--- What you are asked to do ---
Copy out every line of the records below verbatim, leaving out the pictures.

::: Exercise materials

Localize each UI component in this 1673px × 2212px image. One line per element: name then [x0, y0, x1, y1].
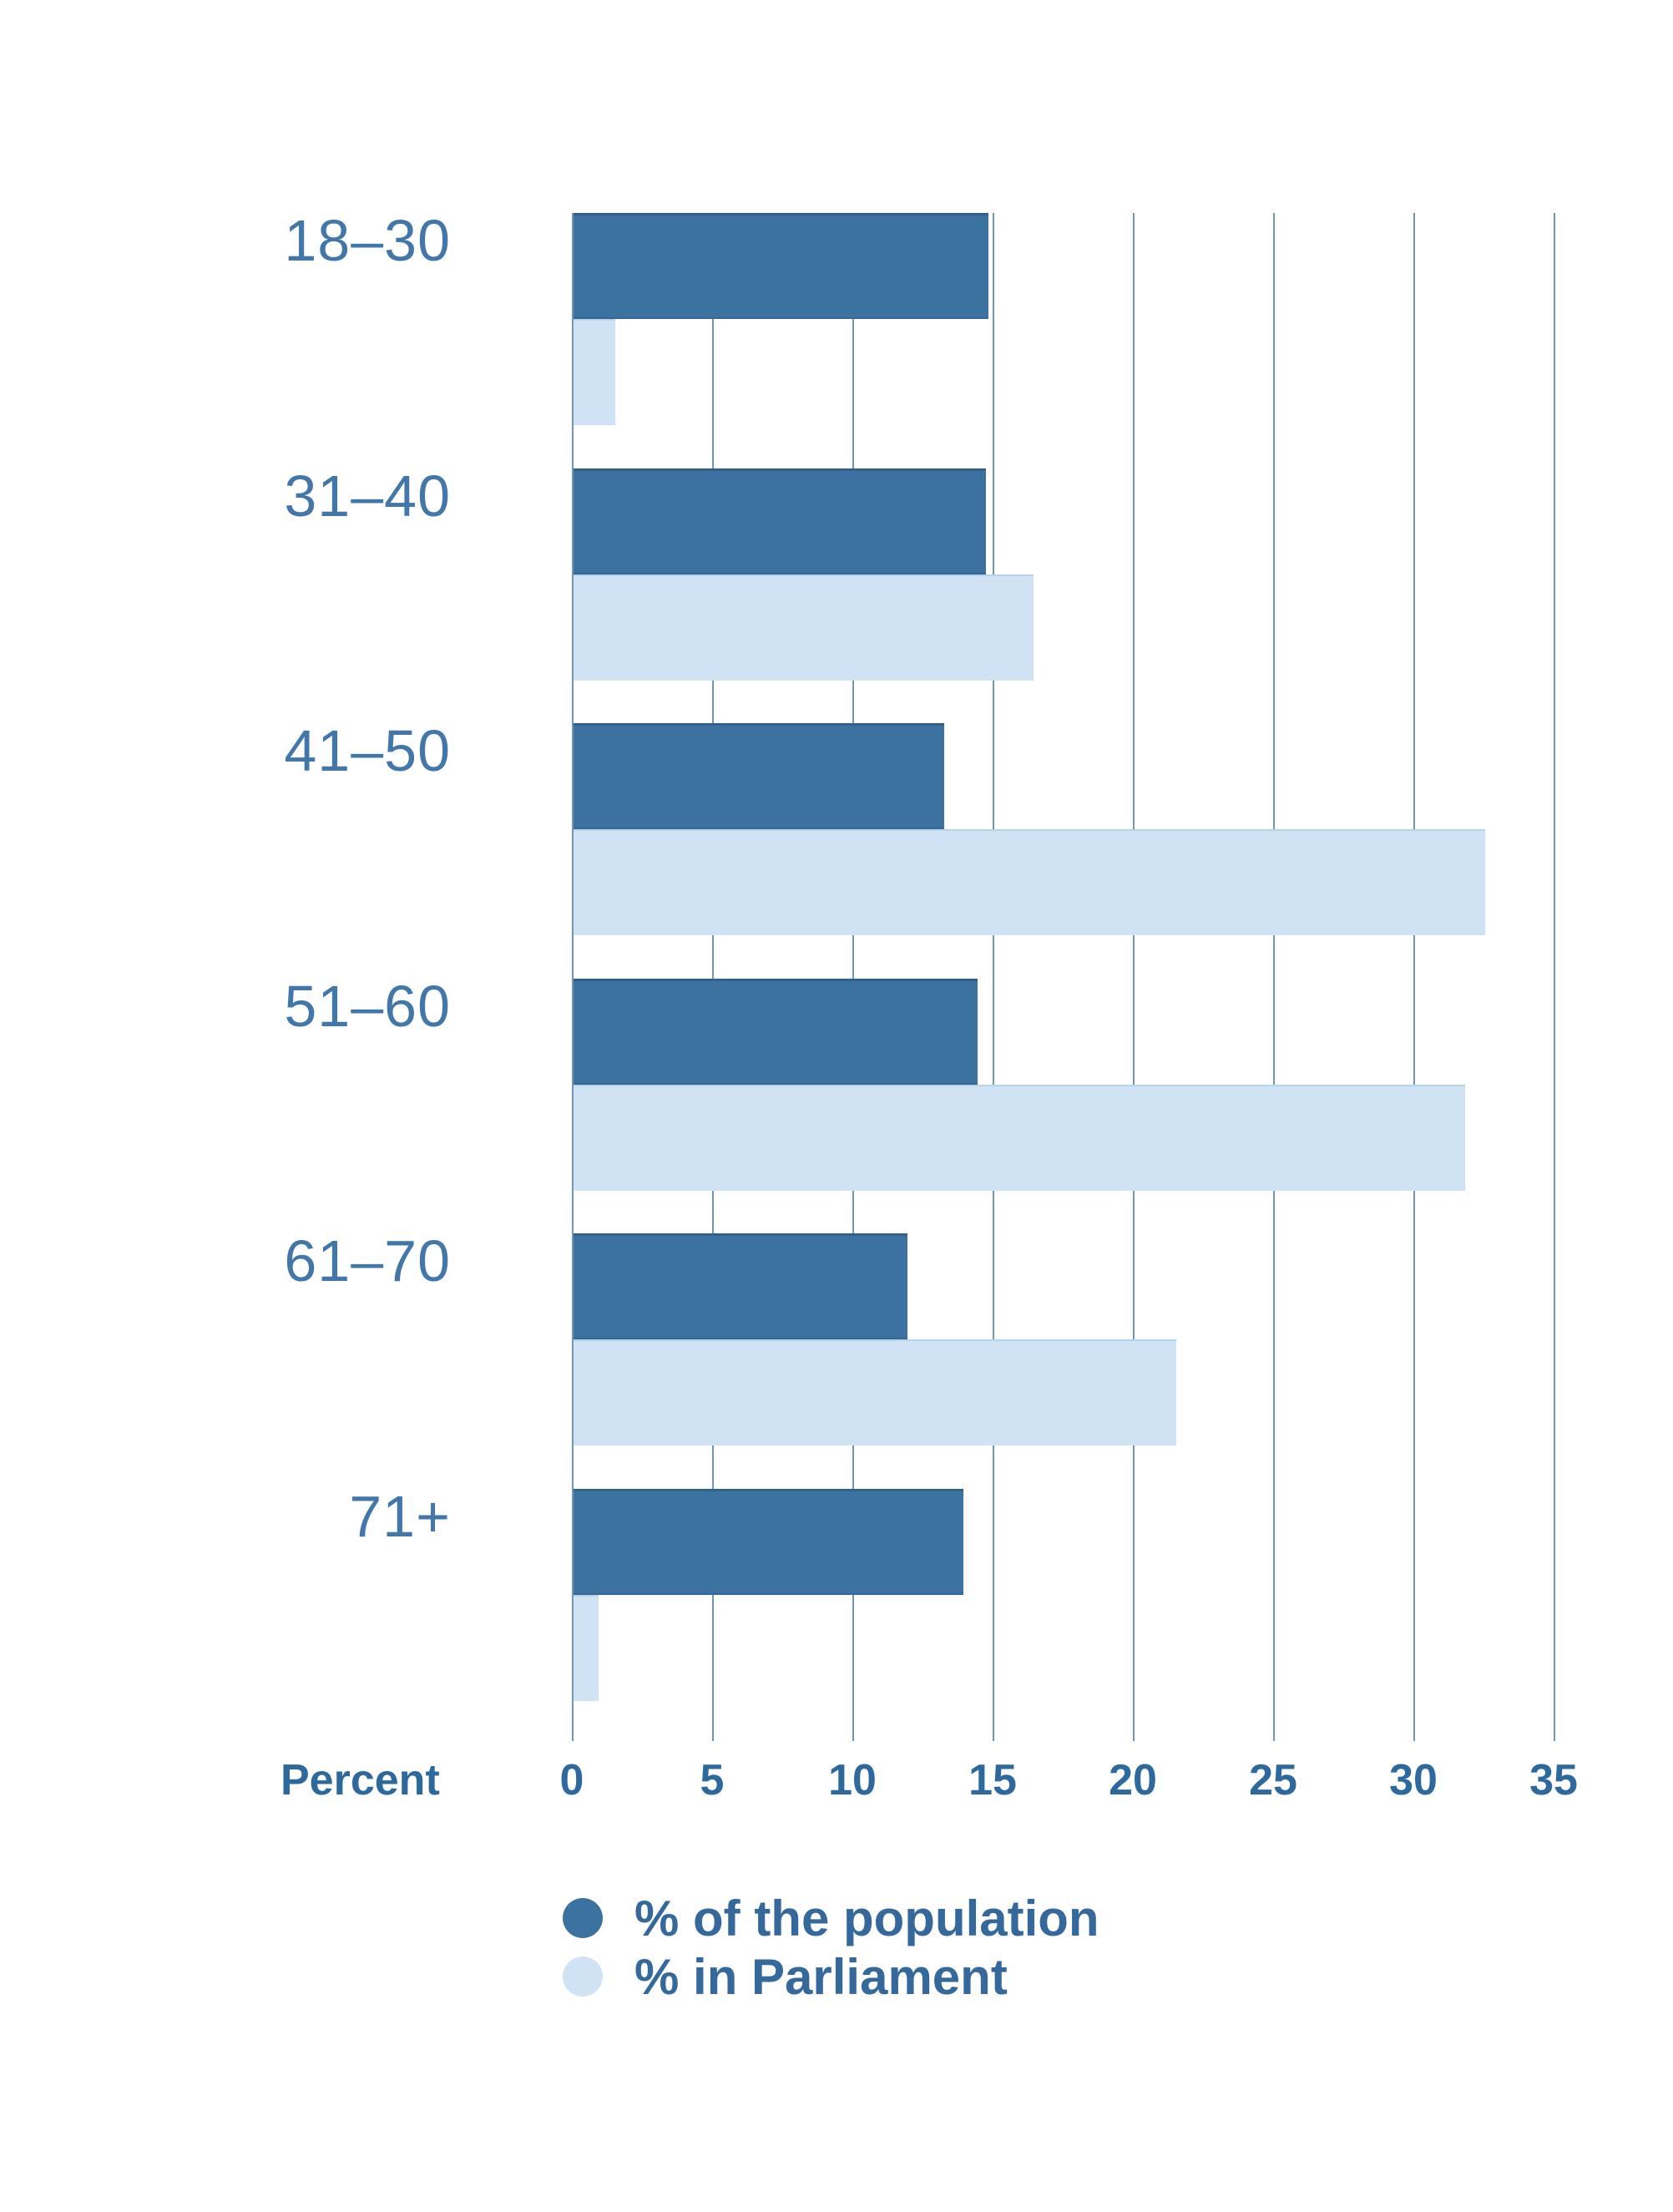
- population-swatch-icon: [563, 1898, 603, 1938]
- category-label-61-70: 61–70: [284, 1228, 451, 1293]
- chart-legend: % of the population % in Parliament: [563, 1889, 1099, 2006]
- gridline-10: [852, 213, 854, 1741]
- bar-parliament-71+: [574, 1595, 599, 1701]
- gridline-20: [1133, 213, 1135, 1741]
- gridline-30: [1413, 213, 1415, 1741]
- gridline-5: [712, 213, 714, 1741]
- bar-population-41-50: [574, 723, 944, 829]
- category-label-41-50: 41–50: [284, 718, 451, 783]
- bar-parliament-31-40: [574, 575, 1034, 681]
- category-label-71+: 71+: [349, 1484, 451, 1549]
- x-axis-title: Percent: [281, 1756, 440, 1805]
- bar-population-31-40: [574, 468, 986, 575]
- gridline-35: [1554, 213, 1555, 1741]
- category-label-18-30: 18–30: [284, 208, 451, 273]
- bar-parliament-61-70: [574, 1339, 1176, 1445]
- bar-population-61-70: [574, 1233, 907, 1339]
- x-tick-label-35: 35: [1529, 1756, 1578, 1805]
- gridline-15: [993, 213, 994, 1741]
- x-tick-label-10: 10: [828, 1756, 877, 1805]
- x-tick-label-30: 30: [1389, 1756, 1438, 1805]
- bar-population-71+: [574, 1489, 963, 1595]
- bar-parliament-41-50: [574, 829, 1485, 935]
- x-tick-label-15: 15: [968, 1756, 1017, 1805]
- category-label-51-60: 51–60: [284, 974, 451, 1039]
- bar-population-51-60: [574, 979, 978, 1085]
- bar-parliament-51-60: [574, 1085, 1465, 1191]
- x-tick-label-25: 25: [1249, 1756, 1297, 1805]
- legend-item-population: % of the population: [563, 1889, 1099, 1947]
- x-tick-label-20: 20: [1109, 1756, 1157, 1805]
- gridline-0: [572, 213, 574, 1741]
- bar-parliament-18-30: [574, 319, 615, 425]
- legend-label-population: % of the population: [634, 1890, 1099, 1946]
- parliament-swatch-icon: [563, 1956, 603, 1997]
- category-label-31-40: 31–40: [284, 463, 451, 529]
- legend-label-parliament: % in Parliament: [634, 1948, 1008, 2005]
- legend-item-parliament: % in Parliament: [563, 1947, 1099, 2006]
- gridline-25: [1273, 213, 1275, 1741]
- bar-population-18-30: [574, 213, 988, 319]
- x-tick-label-0: 0: [559, 1756, 584, 1805]
- x-tick-label-5: 5: [700, 1756, 725, 1805]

::::::

--- In response ---
Localize each UI component in this 1673px × 2212px image. One line per element: name then [x0, y0, x1, y1].
- population-swatch-icon: [563, 1898, 603, 1938]
- category-label-61-70: 61–70: [284, 1228, 451, 1293]
- chart-legend: % of the population % in Parliament: [563, 1889, 1099, 2006]
- gridline-10: [852, 213, 854, 1741]
- bar-parliament-71+: [574, 1595, 599, 1701]
- gridline-20: [1133, 213, 1135, 1741]
- gridline-30: [1413, 213, 1415, 1741]
- gridline-5: [712, 213, 714, 1741]
- bar-population-41-50: [574, 723, 944, 829]
- category-label-41-50: 41–50: [284, 718, 451, 783]
- bar-parliament-31-40: [574, 575, 1034, 681]
- category-label-71+: 71+: [349, 1484, 451, 1549]
- x-axis-title: Percent: [281, 1756, 440, 1805]
- bar-population-31-40: [574, 468, 986, 575]
- gridline-35: [1554, 213, 1555, 1741]
- category-label-18-30: 18–30: [284, 208, 451, 273]
- bar-parliament-61-70: [574, 1339, 1176, 1445]
- bar-population-61-70: [574, 1233, 907, 1339]
- x-tick-label-35: 35: [1529, 1756, 1578, 1805]
- gridline-15: [993, 213, 994, 1741]
- x-tick-label-10: 10: [828, 1756, 877, 1805]
- x-tick-label-30: 30: [1389, 1756, 1438, 1805]
- bar-population-71+: [574, 1489, 963, 1595]
- bar-parliament-41-50: [574, 829, 1485, 935]
- x-tick-label-15: 15: [968, 1756, 1017, 1805]
- category-label-51-60: 51–60: [284, 974, 451, 1039]
- bar-population-51-60: [574, 979, 978, 1085]
- bar-parliament-51-60: [574, 1085, 1465, 1191]
- x-tick-label-25: 25: [1249, 1756, 1297, 1805]
- legend-item-population: % of the population: [563, 1889, 1099, 1947]
- x-tick-label-20: 20: [1109, 1756, 1157, 1805]
- gridline-0: [572, 213, 574, 1741]
- bar-parliament-18-30: [574, 319, 615, 425]
- legend-label-population: % of the population: [634, 1890, 1099, 1946]
- parliament-swatch-icon: [563, 1956, 603, 1997]
- category-label-31-40: 31–40: [284, 463, 451, 529]
- legend-label-parliament: % in Parliament: [634, 1948, 1008, 2005]
- legend-item-parliament: % in Parliament: [563, 1947, 1099, 2006]
- gridline-25: [1273, 213, 1275, 1741]
- bar-population-18-30: [574, 213, 988, 319]
- x-tick-label-0: 0: [559, 1756, 584, 1805]
- x-tick-label-5: 5: [700, 1756, 725, 1805]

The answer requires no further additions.